— begin Material provided —

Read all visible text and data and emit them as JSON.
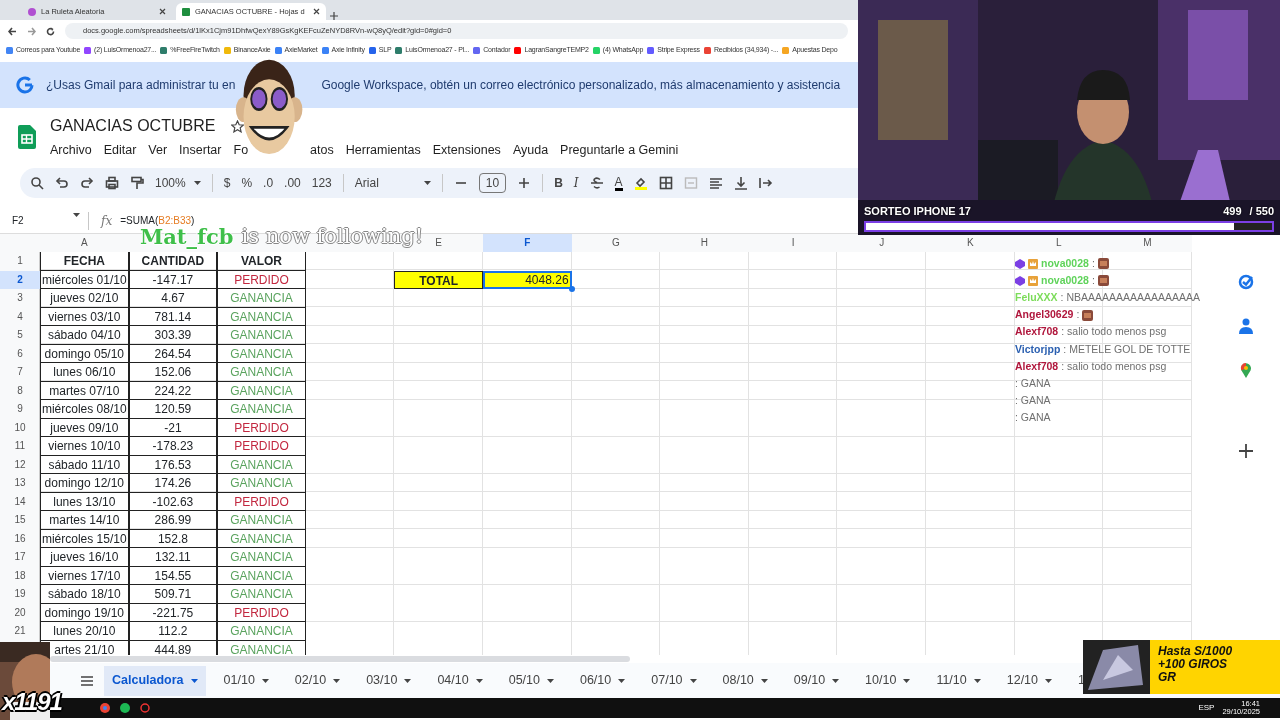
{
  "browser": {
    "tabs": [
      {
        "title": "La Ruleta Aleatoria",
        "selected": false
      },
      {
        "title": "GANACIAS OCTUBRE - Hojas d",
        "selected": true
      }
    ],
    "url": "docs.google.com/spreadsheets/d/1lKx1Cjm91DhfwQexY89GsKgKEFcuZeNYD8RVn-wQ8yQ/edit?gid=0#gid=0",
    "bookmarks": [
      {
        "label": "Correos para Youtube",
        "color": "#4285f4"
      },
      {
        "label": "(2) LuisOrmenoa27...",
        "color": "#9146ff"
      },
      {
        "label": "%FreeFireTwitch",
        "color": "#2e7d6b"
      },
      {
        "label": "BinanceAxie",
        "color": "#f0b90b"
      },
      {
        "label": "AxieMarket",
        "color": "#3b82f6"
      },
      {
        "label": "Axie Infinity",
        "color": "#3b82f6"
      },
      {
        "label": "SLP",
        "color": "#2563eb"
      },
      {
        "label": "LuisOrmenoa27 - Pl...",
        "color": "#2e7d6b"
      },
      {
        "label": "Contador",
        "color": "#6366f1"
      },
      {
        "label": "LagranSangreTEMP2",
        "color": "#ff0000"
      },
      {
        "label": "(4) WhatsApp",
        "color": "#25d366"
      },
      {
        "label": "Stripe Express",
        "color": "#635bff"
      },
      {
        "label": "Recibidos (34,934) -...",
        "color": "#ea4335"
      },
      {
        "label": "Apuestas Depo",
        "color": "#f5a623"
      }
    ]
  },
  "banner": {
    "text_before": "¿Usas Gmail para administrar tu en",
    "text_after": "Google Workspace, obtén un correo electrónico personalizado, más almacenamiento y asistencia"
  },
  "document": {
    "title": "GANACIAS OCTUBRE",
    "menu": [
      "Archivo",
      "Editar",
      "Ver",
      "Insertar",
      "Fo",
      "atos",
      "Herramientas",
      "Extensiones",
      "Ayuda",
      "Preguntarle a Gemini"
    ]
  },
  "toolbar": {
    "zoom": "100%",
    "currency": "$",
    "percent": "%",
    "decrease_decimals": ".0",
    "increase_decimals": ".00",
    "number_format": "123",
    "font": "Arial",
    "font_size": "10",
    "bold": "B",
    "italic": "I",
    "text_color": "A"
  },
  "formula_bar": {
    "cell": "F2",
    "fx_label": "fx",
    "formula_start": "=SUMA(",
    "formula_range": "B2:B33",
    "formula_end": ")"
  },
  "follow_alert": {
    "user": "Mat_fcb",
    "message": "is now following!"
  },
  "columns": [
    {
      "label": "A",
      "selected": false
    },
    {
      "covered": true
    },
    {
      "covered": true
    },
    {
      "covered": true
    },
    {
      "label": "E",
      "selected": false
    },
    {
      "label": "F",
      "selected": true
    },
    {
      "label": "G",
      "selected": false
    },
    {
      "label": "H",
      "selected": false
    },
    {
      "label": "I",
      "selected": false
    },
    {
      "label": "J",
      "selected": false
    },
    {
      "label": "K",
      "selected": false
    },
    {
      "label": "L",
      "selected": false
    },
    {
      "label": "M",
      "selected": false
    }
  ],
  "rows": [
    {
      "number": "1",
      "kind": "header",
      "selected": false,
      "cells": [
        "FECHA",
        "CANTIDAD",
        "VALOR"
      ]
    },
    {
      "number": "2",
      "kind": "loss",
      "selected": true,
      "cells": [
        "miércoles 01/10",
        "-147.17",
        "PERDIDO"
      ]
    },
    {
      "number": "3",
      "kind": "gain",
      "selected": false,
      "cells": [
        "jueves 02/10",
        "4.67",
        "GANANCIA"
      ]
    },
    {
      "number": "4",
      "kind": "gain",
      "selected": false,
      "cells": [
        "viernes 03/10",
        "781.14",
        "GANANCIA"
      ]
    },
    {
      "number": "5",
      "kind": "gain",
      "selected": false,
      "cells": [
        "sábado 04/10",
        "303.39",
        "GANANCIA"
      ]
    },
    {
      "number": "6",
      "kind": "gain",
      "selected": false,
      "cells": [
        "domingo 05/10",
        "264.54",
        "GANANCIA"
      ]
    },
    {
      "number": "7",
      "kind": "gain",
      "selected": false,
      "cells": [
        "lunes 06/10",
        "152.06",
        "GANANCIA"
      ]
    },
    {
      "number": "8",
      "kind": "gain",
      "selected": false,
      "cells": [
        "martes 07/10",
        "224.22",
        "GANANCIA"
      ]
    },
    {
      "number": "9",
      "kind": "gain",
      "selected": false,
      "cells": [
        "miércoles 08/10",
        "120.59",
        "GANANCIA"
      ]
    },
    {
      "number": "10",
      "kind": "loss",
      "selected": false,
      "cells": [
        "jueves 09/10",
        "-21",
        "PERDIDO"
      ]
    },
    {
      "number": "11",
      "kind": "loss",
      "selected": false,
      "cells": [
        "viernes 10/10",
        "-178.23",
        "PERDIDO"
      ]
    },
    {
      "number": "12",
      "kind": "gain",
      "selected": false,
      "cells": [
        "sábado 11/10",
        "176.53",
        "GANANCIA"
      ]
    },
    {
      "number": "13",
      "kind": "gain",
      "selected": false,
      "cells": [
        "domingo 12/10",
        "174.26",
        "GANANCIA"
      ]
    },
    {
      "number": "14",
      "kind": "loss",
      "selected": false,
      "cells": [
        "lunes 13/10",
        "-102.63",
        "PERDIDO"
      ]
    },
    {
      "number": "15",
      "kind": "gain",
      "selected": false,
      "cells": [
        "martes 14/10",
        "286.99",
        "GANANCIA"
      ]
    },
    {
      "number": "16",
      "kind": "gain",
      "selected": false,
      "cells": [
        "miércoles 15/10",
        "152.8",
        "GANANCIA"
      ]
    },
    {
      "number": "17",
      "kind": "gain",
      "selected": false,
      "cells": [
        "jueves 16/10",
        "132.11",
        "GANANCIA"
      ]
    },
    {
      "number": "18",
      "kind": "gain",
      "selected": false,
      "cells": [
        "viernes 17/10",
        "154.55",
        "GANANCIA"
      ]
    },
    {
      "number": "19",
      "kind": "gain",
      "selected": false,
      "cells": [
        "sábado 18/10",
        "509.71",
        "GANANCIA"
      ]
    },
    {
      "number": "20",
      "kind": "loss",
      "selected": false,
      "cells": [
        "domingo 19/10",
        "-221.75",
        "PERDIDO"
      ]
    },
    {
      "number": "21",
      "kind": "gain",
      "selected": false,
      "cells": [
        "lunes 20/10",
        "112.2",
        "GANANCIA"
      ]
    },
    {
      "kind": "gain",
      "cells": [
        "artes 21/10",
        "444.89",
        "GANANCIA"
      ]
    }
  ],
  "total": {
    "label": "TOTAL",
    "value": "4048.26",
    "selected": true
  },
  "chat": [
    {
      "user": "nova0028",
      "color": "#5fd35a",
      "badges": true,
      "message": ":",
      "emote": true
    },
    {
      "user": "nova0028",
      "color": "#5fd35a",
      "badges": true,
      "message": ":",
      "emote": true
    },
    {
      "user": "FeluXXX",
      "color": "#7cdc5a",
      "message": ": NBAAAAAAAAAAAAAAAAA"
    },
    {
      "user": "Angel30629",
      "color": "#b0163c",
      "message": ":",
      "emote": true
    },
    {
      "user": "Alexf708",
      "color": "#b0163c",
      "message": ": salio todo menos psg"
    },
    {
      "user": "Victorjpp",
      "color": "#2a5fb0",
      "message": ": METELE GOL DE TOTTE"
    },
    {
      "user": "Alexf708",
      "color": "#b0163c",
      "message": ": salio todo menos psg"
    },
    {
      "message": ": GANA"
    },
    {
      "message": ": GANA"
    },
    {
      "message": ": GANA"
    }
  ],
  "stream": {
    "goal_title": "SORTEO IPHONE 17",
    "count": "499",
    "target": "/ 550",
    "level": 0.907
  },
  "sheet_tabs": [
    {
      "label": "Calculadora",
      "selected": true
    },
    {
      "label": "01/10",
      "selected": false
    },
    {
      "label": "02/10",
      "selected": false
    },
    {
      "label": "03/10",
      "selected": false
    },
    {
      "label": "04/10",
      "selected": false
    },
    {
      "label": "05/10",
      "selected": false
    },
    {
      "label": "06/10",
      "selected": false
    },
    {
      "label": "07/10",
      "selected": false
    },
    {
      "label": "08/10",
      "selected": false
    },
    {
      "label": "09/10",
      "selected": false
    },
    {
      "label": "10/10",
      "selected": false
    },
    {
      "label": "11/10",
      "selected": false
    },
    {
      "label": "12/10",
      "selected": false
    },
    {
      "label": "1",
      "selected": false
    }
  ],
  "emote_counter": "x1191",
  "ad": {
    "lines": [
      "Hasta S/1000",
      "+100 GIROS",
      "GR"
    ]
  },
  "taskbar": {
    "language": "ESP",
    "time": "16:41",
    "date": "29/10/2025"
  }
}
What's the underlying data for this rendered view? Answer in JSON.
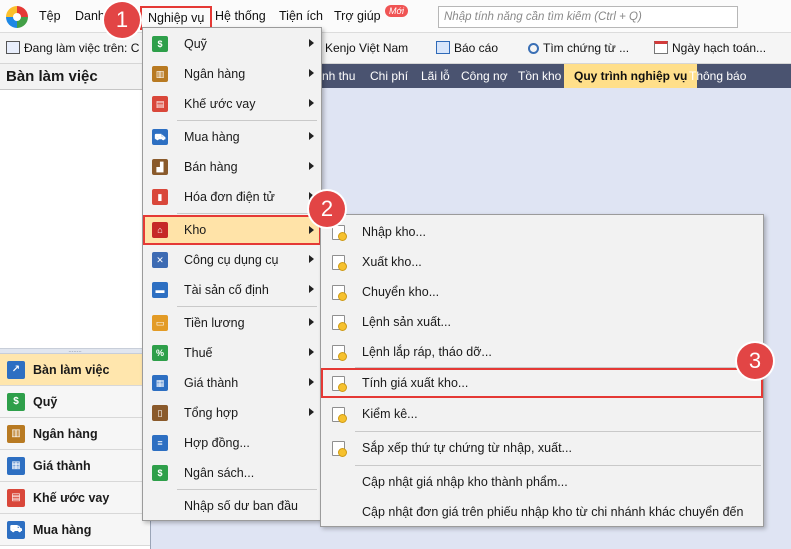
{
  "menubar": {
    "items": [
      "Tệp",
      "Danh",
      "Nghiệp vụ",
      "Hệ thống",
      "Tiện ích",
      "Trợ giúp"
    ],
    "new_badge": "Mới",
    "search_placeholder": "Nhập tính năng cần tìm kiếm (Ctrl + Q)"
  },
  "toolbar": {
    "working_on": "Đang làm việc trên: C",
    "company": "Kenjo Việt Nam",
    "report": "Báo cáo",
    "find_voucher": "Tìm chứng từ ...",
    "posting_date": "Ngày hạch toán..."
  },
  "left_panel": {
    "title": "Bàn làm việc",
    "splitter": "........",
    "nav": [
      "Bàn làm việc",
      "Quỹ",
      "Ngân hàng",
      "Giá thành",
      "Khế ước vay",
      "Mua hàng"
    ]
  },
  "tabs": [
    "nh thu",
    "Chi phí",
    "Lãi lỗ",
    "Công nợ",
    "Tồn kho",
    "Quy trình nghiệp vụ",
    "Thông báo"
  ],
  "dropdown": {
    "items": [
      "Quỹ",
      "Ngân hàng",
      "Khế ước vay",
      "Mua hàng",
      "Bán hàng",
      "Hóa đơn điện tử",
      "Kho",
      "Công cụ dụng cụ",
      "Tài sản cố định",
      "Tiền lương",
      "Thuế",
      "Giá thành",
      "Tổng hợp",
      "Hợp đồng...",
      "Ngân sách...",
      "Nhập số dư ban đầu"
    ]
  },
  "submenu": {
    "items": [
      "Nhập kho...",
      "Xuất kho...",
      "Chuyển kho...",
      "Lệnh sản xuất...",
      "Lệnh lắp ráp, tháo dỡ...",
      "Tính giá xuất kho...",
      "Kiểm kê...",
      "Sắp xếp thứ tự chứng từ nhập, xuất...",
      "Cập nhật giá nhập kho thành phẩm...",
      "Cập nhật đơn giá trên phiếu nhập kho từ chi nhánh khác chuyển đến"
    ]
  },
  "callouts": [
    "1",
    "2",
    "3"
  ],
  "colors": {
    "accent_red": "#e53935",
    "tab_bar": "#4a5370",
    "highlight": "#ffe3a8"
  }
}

— end Material provided —

Goal of the exercise> From the records above, pull out each line that has "miércoles".

Task response>
        "miércoles 01/10",
        "miércoles 08/10",
        "miércoles 15/10",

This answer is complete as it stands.